WRITTEN REQUEST – Quote all of the entries word for word.

MATERIAL –
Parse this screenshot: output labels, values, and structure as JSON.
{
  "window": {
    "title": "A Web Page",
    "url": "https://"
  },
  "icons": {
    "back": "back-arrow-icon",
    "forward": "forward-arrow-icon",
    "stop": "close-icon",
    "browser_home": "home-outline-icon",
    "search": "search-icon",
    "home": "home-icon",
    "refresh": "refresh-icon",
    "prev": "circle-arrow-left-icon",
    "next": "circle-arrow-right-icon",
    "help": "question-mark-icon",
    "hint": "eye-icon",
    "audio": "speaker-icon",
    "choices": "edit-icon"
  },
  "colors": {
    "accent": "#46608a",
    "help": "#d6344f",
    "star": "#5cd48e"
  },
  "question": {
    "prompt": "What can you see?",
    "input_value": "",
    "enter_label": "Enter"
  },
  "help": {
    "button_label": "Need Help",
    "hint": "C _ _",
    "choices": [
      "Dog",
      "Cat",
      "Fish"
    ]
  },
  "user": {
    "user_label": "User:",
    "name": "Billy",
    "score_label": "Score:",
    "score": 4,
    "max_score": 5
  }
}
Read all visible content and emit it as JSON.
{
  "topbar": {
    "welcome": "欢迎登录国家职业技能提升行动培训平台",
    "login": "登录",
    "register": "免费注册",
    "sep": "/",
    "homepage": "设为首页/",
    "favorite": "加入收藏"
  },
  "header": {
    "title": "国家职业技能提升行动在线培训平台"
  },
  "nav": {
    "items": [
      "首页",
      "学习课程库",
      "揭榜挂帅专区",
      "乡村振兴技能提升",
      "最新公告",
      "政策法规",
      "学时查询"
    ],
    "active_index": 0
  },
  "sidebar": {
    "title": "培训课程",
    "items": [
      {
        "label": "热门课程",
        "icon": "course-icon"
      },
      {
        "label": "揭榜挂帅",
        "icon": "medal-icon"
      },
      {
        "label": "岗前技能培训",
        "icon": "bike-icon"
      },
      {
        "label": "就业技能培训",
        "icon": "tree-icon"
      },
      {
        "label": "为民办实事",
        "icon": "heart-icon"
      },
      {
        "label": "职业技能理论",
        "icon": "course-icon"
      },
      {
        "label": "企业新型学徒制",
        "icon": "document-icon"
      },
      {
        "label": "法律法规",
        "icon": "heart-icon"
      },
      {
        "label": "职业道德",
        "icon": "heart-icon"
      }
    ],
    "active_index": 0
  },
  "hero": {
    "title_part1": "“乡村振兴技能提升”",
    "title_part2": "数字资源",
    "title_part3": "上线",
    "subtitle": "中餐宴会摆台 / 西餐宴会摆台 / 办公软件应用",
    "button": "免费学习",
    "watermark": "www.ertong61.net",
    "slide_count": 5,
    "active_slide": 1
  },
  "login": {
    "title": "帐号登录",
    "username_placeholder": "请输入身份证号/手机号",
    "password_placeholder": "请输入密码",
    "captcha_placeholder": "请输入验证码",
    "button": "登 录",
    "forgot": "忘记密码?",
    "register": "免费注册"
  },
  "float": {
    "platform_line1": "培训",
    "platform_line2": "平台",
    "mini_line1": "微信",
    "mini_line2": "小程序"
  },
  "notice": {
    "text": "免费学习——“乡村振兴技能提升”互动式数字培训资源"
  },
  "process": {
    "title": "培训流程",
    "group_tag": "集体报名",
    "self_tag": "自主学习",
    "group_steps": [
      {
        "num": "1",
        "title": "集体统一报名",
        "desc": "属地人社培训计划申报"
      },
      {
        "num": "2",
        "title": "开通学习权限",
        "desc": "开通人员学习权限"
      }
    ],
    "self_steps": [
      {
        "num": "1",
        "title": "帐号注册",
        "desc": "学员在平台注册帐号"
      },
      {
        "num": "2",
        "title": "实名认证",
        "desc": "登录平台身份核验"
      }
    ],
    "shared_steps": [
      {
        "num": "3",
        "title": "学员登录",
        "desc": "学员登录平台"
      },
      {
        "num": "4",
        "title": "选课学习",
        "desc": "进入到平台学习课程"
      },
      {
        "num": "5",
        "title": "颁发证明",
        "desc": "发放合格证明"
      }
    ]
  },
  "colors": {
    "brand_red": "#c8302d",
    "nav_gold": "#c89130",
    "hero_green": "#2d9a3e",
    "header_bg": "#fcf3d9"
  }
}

EXERCISE OUTPUT –
Parse this screenshot: output labels, values, and structure as JSON.
{
  "window": {
    "title": "A Web Page",
    "url": "https://"
  },
  "icons": {
    "back": "back-arrow-icon",
    "forward": "forward-arrow-icon",
    "stop": "close-icon",
    "browser_home": "home-outline-icon",
    "search": "search-icon",
    "home": "home-icon",
    "refresh": "refresh-icon",
    "prev": "circle-arrow-left-icon",
    "next": "circle-arrow-right-icon",
    "help": "question-mark-icon",
    "hint": "eye-icon",
    "audio": "speaker-icon",
    "choices": "edit-icon"
  },
  "colors": {
    "accent": "#46608a",
    "help": "#d6344f",
    "star": "#5cd48e"
  },
  "question": {
    "prompt": "What can you see?",
    "input_value": "",
    "enter_label": "Enter"
  },
  "help": {
    "button_label": "Need Help",
    "hint": "C _ _",
    "choices": [
      "Dog",
      "Cat",
      "Fish"
    ]
  },
  "user": {
    "user_label": "User:",
    "name": "Billy",
    "score_label": "Score:",
    "score": 4,
    "max_score": 5
  }
}
Read all visible content and emit it as JSON.
{
  "topbar": {
    "welcome": "欢迎登录国家职业技能提升行动培训平台",
    "login": "登录",
    "register": "免费注册",
    "sep": "/",
    "homepage": "设为首页/",
    "favorite": "加入收藏"
  },
  "header": {
    "title": "国家职业技能提升行动在线培训平台"
  },
  "nav": {
    "items": [
      "首页",
      "学习课程库",
      "揭榜挂帅专区",
      "乡村振兴技能提升",
      "最新公告",
      "政策法规",
      "学时查询"
    ],
    "active_index": 0
  },
  "sidebar": {
    "title": "培训课程",
    "items": [
      {
        "label": "热门课程",
        "icon": "course-icon"
      },
      {
        "label": "揭榜挂帅",
        "icon": "medal-icon"
      },
      {
        "label": "岗前技能培训",
        "icon": "bike-icon"
      },
      {
        "label": "就业技能培训",
        "icon": "tree-icon"
      },
      {
        "label": "为民办实事",
        "icon": "heart-icon"
      },
      {
        "label": "职业技能理论",
        "icon": "course-icon"
      },
      {
        "label": "企业新型学徒制",
        "icon": "document-icon"
      },
      {
        "label": "法律法规",
        "icon": "heart-icon"
      },
      {
        "label": "职业道德",
        "icon": "heart-icon"
      }
    ],
    "active_index": 0
  },
  "hero": {
    "title_part1": "“乡村振兴技能提升”",
    "title_part2": "数字资源",
    "title_part3": "上线",
    "subtitle": "中餐宴会摆台 / 西餐宴会摆台 / 办公软件应用",
    "button": "免费学习",
    "watermark": "www.ertong61.net",
    "slide_count": 5,
    "active_slide": 1
  },
  "login": {
    "title": "帐号登录",
    "username_placeholder": "请输入身份证号/手机号",
    "password_placeholder": "请输入密码",
    "captcha_placeholder": "请输入验证码",
    "button": "登 录",
    "forgot": "忘记密码?",
    "register": "免费注册"
  },
  "float": {
    "platform_line1": "培训",
    "platform_line2": "平台",
    "mini_line1": "微信",
    "mini_line2": "小程序"
  },
  "notice": {
    "text": "免费学习——“乡村振兴技能提升”互动式数字培训资源"
  },
  "process": {
    "title": "培训流程",
    "group_tag": "集体报名",
    "self_tag": "自主学习",
    "group_steps": [
      {
        "num": "1",
        "title": "集体统一报名",
        "desc": "属地人社培训计划申报"
      },
      {
        "num": "2",
        "title": "开通学习权限",
        "desc": "开通人员学习权限"
      }
    ],
    "self_steps": [
      {
        "num": "1",
        "title": "帐号注册",
        "desc": "学员在平台注册帐号"
      },
      {
        "num": "2",
        "title": "实名认证",
        "desc": "登录平台身份核验"
      }
    ],
    "shared_steps": [
      {
        "num": "3",
        "title": "学员登录",
        "desc": "学员登录平台"
      },
      {
        "num": "4",
        "title": "选课学习",
        "desc": "进入到平台学习课程"
      },
      {
        "num": "5",
        "title": "颁发证明",
        "desc": "发放合格证明"
      }
    ]
  },
  "colors": {
    "brand_red": "#c8302d",
    "nav_gold": "#c89130",
    "hero_green": "#2d9a3e",
    "header_bg": "#fcf3d9"
  }
}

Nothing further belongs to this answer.